'''

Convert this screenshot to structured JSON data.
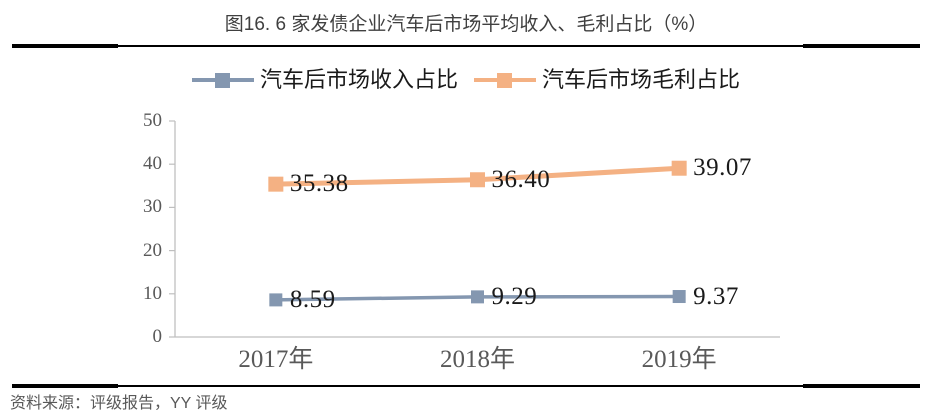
{
  "header": {
    "title": "图16. 6 家发债企业汽车后市场平均收入、毛利占比（%）"
  },
  "source_note": "资料来源：评级报告，YY 评级",
  "chart_data": {
    "type": "line",
    "title": "图16. 6 家发债企业汽车后市场平均收入、毛利占比（%）",
    "categories": [
      "2017年",
      "2018年",
      "2019年"
    ],
    "series": [
      {
        "name": "汽车后市场收入占比",
        "color": "#8497B0",
        "values": [
          8.59,
          9.29,
          9.37
        ],
        "data_labels": [
          "8.59",
          "9.29",
          "9.37"
        ]
      },
      {
        "name": "汽车后市场毛利占比",
        "color": "#F4B183",
        "values": [
          35.38,
          36.4,
          39.07
        ],
        "data_labels": [
          "35.38",
          "36.40",
          "39.07"
        ]
      }
    ],
    "ylim": [
      0,
      50
    ],
    "yticks": [
      0,
      10,
      20,
      30,
      40,
      50
    ],
    "xlabel": "",
    "ylabel": "",
    "grid": false,
    "legend_position": "top",
    "marker": "square",
    "data_labels_shown": true,
    "axis_color": "#BFBFBF",
    "tick_label_color": "#595959"
  }
}
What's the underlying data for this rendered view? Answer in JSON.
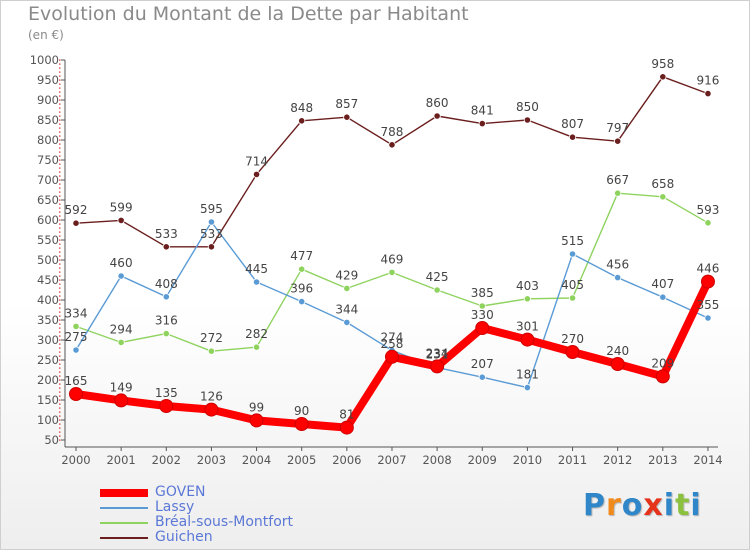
{
  "header": {
    "title": "Evolution du Montant de la Dette par Habitant",
    "unit": "(en €)"
  },
  "logo": {
    "text": "Proxiti",
    "colors": [
      "#2f86c8",
      "#f08a1c",
      "#2f86c8",
      "#e6331b",
      "#2f86c8",
      "#8cc13f",
      "#2f86c8"
    ]
  },
  "chart_data": {
    "type": "line",
    "title": "Evolution du Montant de la Dette par Habitant",
    "ylabel": "(en €)",
    "xlabel": "",
    "x": [
      "2000",
      "2001",
      "2002",
      "2003",
      "2004",
      "2005",
      "2006",
      "2007",
      "2008",
      "2009",
      "2010",
      "2011",
      "2012",
      "2013",
      "2014"
    ],
    "ylim": [
      50,
      1000
    ],
    "yticks": [
      50,
      100,
      150,
      200,
      250,
      300,
      350,
      400,
      450,
      500,
      550,
      600,
      650,
      700,
      750,
      800,
      850,
      900,
      950,
      1000
    ],
    "grid": false,
    "legend_position": "bottom-left",
    "series": [
      {
        "name": "GOVEN",
        "color": "#ff0000",
        "values": [
          165,
          149,
          135,
          126,
          99,
          90,
          81,
          258,
          234,
          330,
          301,
          270,
          240,
          209,
          446
        ]
      },
      {
        "name": "Lassy",
        "color": "#5b9bd5",
        "values": [
          275,
          460,
          408,
          595,
          445,
          396,
          344,
          274,
          231,
          207,
          181,
          515,
          456,
          407,
          355
        ]
      },
      {
        "name": "Bréal-sous-Montfort",
        "color": "#8fd35f",
        "values": [
          334,
          294,
          316,
          272,
          282,
          477,
          429,
          469,
          425,
          385,
          403,
          405,
          667,
          658,
          593
        ]
      },
      {
        "name": "Guichen",
        "color": "#6b1e1e",
        "values": [
          592,
          599,
          533,
          533,
          714,
          848,
          857,
          788,
          860,
          841,
          850,
          807,
          797,
          958,
          916
        ]
      }
    ]
  }
}
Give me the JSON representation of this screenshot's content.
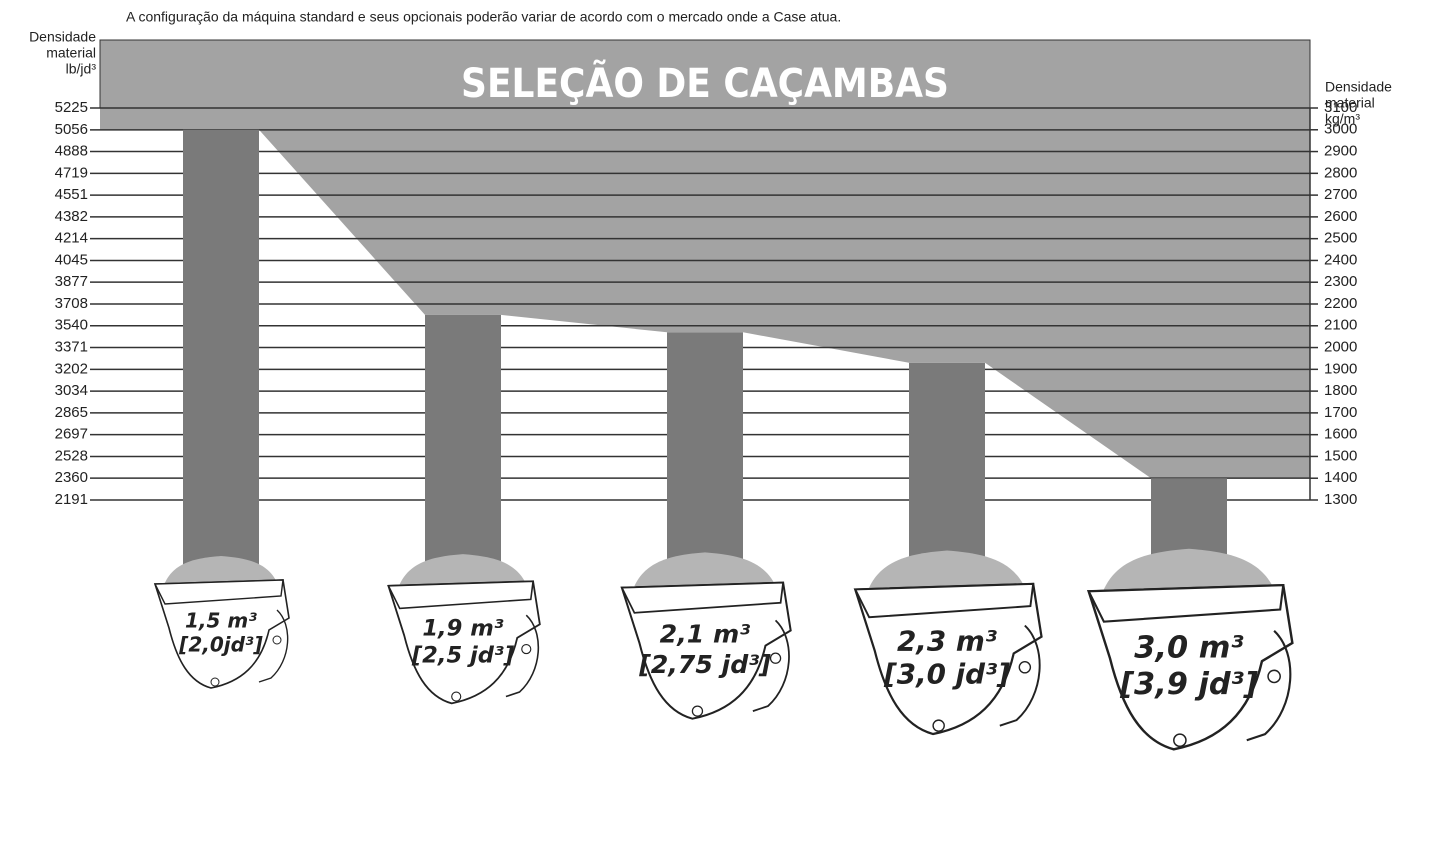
{
  "chart_data": {
    "type": "bar",
    "title": "SELEÇÃO DE CAÇAMBAS",
    "subtitle": "A configuração da máquina standard e seus opcionais poderão variar de acordo com o mercado onde a Case atua.",
    "y_label": [
      "Densidade",
      "material",
      "lb/jd³"
    ],
    "y2_label": [
      "Densidade",
      "material",
      "kg/m³"
    ],
    "categories": [
      "1,5 m³",
      "1,9 m³",
      "2,1 m³",
      "2,3 m³",
      "3,0 m³"
    ],
    "category_capacities": [
      "[2,0jd³]",
      "[2,5 jd³]",
      "[2,75 jd³]",
      "[3,0 jd³]",
      "[3,9 jd³]"
    ],
    "series": [
      {
        "color": "#7a7a7a",
        "axis": "y2",
        "values": [
          3000,
          2150,
          2070,
          1930,
          1400
        ]
      }
    ],
    "ylim": [
      2191,
      5225
    ],
    "yticks": [
      5225,
      5056,
      4888,
      4719,
      4551,
      4382,
      4214,
      4045,
      3877,
      3708,
      3540,
      3371,
      3202,
      3034,
      2865,
      2697,
      2528,
      2360,
      2191
    ],
    "y2lim": [
      1300,
      3100
    ],
    "y2ticks": [
      3100,
      3000,
      2900,
      2800,
      2700,
      2600,
      2500,
      2400,
      2300,
      2200,
      2100,
      2000,
      1900,
      1800,
      1700,
      1600,
      1500,
      1400,
      1300
    ],
    "grid": true
  }
}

'''

* Directions for this task: Leave the pictures out and write out every entry exactly as given.

* The answer:
Convert this screenshot to structured JSON data.
{
  "header": {
    "title": "图16. 6 家发债企业汽车后市场平均收入、毛利占比（%）"
  },
  "source_note": "资料来源：评级报告，YY 评级",
  "chart_data": {
    "type": "line",
    "title": "图16. 6 家发债企业汽车后市场平均收入、毛利占比（%）",
    "categories": [
      "2017年",
      "2018年",
      "2019年"
    ],
    "series": [
      {
        "name": "汽车后市场收入占比",
        "color": "#8497B0",
        "values": [
          8.59,
          9.29,
          9.37
        ],
        "data_labels": [
          "8.59",
          "9.29",
          "9.37"
        ]
      },
      {
        "name": "汽车后市场毛利占比",
        "color": "#F4B183",
        "values": [
          35.38,
          36.4,
          39.07
        ],
        "data_labels": [
          "35.38",
          "36.40",
          "39.07"
        ]
      }
    ],
    "ylim": [
      0,
      50
    ],
    "yticks": [
      0,
      10,
      20,
      30,
      40,
      50
    ],
    "xlabel": "",
    "ylabel": "",
    "grid": false,
    "legend_position": "top",
    "marker": "square",
    "data_labels_shown": true,
    "axis_color": "#BFBFBF",
    "tick_label_color": "#595959"
  }
}
What's the underlying data for this rendered view? Answer in JSON.
{
  "header": {
    "title": "Evolution du Montant de la Dette par Habitant",
    "unit": "(en €)"
  },
  "logo": {
    "text": "Proxiti",
    "colors": [
      "#2f86c8",
      "#f08a1c",
      "#2f86c8",
      "#e6331b",
      "#2f86c8",
      "#8cc13f",
      "#2f86c8"
    ]
  },
  "chart_data": {
    "type": "line",
    "title": "Evolution du Montant de la Dette par Habitant",
    "ylabel": "(en €)",
    "xlabel": "",
    "x": [
      "2000",
      "2001",
      "2002",
      "2003",
      "2004",
      "2005",
      "2006",
      "2007",
      "2008",
      "2009",
      "2010",
      "2011",
      "2012",
      "2013",
      "2014"
    ],
    "ylim": [
      50,
      1000
    ],
    "yticks": [
      50,
      100,
      150,
      200,
      250,
      300,
      350,
      400,
      450,
      500,
      550,
      600,
      650,
      700,
      750,
      800,
      850,
      900,
      950,
      1000
    ],
    "grid": false,
    "legend_position": "bottom-left",
    "series": [
      {
        "name": "GOVEN",
        "color": "#ff0000",
        "values": [
          165,
          149,
          135,
          126,
          99,
          90,
          81,
          258,
          234,
          330,
          301,
          270,
          240,
          209,
          446
        ]
      },
      {
        "name": "Lassy",
        "color": "#5b9bd5",
        "values": [
          275,
          460,
          408,
          595,
          445,
          396,
          344,
          274,
          231,
          207,
          181,
          515,
          456,
          407,
          355
        ]
      },
      {
        "name": "Bréal-sous-Montfort",
        "color": "#8fd35f",
        "values": [
          334,
          294,
          316,
          272,
          282,
          477,
          429,
          469,
          425,
          385,
          403,
          405,
          667,
          658,
          593
        ]
      },
      {
        "name": "Guichen",
        "color": "#6b1e1e",
        "values": [
          592,
          599,
          533,
          533,
          714,
          848,
          857,
          788,
          860,
          841,
          850,
          807,
          797,
          958,
          916
        ]
      }
    ]
  }
}
Give me the JSON representation of this screenshot's content.
{
  "chart_data": {
    "type": "bar",
    "title": "SELEÇÃO DE CAÇAMBAS",
    "subtitle": "A configuração da máquina standard e seus opcionais poderão variar de acordo com o mercado onde a Case atua.",
    "y_label": [
      "Densidade",
      "material",
      "lb/jd³"
    ],
    "y2_label": [
      "Densidade",
      "material",
      "kg/m³"
    ],
    "categories": [
      "1,5 m³",
      "1,9 m³",
      "2,1 m³",
      "2,3 m³",
      "3,0 m³"
    ],
    "category_capacities": [
      "[2,0jd³]",
      "[2,5 jd³]",
      "[2,75 jd³]",
      "[3,0 jd³]",
      "[3,9 jd³]"
    ],
    "series": [
      {
        "color": "#7a7a7a",
        "axis": "y2",
        "values": [
          3000,
          2150,
          2070,
          1930,
          1400
        ]
      }
    ],
    "ylim": [
      2191,
      5225
    ],
    "yticks": [
      5225,
      5056,
      4888,
      4719,
      4551,
      4382,
      4214,
      4045,
      3877,
      3708,
      3540,
      3371,
      3202,
      3034,
      2865,
      2697,
      2528,
      2360,
      2191
    ],
    "y2lim": [
      1300,
      3100
    ],
    "y2ticks": [
      3100,
      3000,
      2900,
      2800,
      2700,
      2600,
      2500,
      2400,
      2300,
      2200,
      2100,
      2000,
      1900,
      1800,
      1700,
      1600,
      1500,
      1400,
      1300
    ],
    "grid": true
  }
}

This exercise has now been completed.